Goal of the exercise — Repeat the entire listing exactly.

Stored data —
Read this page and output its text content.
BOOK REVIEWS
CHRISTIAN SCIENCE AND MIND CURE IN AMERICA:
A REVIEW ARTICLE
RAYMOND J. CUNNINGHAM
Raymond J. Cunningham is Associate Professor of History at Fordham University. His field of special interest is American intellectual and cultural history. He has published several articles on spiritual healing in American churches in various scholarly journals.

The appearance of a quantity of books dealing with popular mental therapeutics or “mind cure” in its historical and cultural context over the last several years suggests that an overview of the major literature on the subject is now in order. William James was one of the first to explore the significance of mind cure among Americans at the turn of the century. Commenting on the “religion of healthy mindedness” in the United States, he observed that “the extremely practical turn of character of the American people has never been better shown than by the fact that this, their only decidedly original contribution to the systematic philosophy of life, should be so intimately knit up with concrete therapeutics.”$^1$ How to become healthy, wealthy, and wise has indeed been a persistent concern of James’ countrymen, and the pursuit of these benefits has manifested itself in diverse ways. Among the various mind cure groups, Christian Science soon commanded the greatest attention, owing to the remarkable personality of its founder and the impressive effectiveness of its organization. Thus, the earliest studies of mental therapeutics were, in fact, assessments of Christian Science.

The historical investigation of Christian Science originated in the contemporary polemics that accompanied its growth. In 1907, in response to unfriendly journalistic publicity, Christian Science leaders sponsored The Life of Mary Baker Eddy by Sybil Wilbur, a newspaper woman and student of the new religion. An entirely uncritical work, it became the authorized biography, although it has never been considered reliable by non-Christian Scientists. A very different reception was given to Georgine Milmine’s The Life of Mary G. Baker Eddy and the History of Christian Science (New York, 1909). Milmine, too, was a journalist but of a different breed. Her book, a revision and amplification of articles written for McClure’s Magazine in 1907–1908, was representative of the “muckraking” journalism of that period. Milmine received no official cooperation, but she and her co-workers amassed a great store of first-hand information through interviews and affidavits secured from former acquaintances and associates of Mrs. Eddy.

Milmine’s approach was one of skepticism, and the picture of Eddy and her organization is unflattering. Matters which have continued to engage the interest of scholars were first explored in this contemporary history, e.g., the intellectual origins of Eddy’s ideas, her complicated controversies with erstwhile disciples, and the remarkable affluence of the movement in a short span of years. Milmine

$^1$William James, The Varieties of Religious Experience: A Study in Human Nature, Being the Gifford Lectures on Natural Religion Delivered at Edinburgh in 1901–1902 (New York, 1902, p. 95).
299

The answer —
Read this page and output its text content.
BOOK REVIEWS
CHRISTIAN SCIENCE AND MIND CURE IN AMERICA:
A REVIEW ARTICLE
RAYMOND J. CUNNINGHAM
Raymond J. Cunningham is Associate Professor of History at Fordham University. His field of special interest is American intellectual and cultural history. He has published several articles on spiritual healing in American churches in various scholarly journals.

The appearance of a quantity of books dealing with popular mental therapeutics or “mind cure” in its historical and cultural context over the last several years suggests that an overview of the major literature on the subject is now in order. William James was one of the first to explore the significance of mind cure among Americans at the turn of the century. Commenting on the “religion of healthy mindedness” in the United States, he observed that “the extremely practical turn of character of the American people has never been better shown than by the fact that this, their only decidedly original contribution to the systematic philosophy of life, should be so intimately knit up with concrete therapeutics.”$^1$ How to become healthy, wealthy, and wise has indeed been a persistent concern of James’ countrymen, and the pursuit of these benefits has manifested itself in diverse ways. Among the various mind cure groups, Christian Science soon commanded the greatest attention, owing to the remarkable personality of its founder and the impressive effectiveness of its organization. Thus, the earliest studies of mental therapeutics were, in fact, assessments of Christian Science.

The historical investigation of Christian Science originated in the contemporary polemics that accompanied its growth. In 1907, in response to unfriendly journalistic publicity, Christian Science leaders sponsored The Life of Mary Baker Eddy by Sybil Wilbur, a newspaper woman and student of the new religion. An entirely uncritical work, it became the authorized biography, although it has never been considered reliable by non-Christian Scientists. A very different reception was given to Georgine Milmine’s The Life of Mary G. Baker Eddy and the History of Christian Science (New York, 1909). Milmine, too, was a journalist but of a different breed. Her book, a revision and amplification of articles written for McClure’s Magazine in 1907–1908, was representative of the “muckraking” journalism of that period. Milmine received no official cooperation, but she and her co-workers amassed a great store of first-hand information through interviews and affidavits secured from former acquaintances and associates of Mrs. Eddy.

Milmine’s approach was one of skepticism, and the picture of Eddy and her organization is unflattering. Matters which have continued to engage the interest of scholars were first explored in this contemporary history, e.g., the intellectual origins of Eddy’s ideas, her complicated controversies with erstwhile disciples, and the remarkable affluence of the movement in a short span of years. Milmine

$^1$William James, The Varieties of Religious Experience: A Study in Human Nature, Being the Gifford Lectures on Natural Religion Delivered at Edinburgh in 1901–1902 (New York, 1902, p. 95).
299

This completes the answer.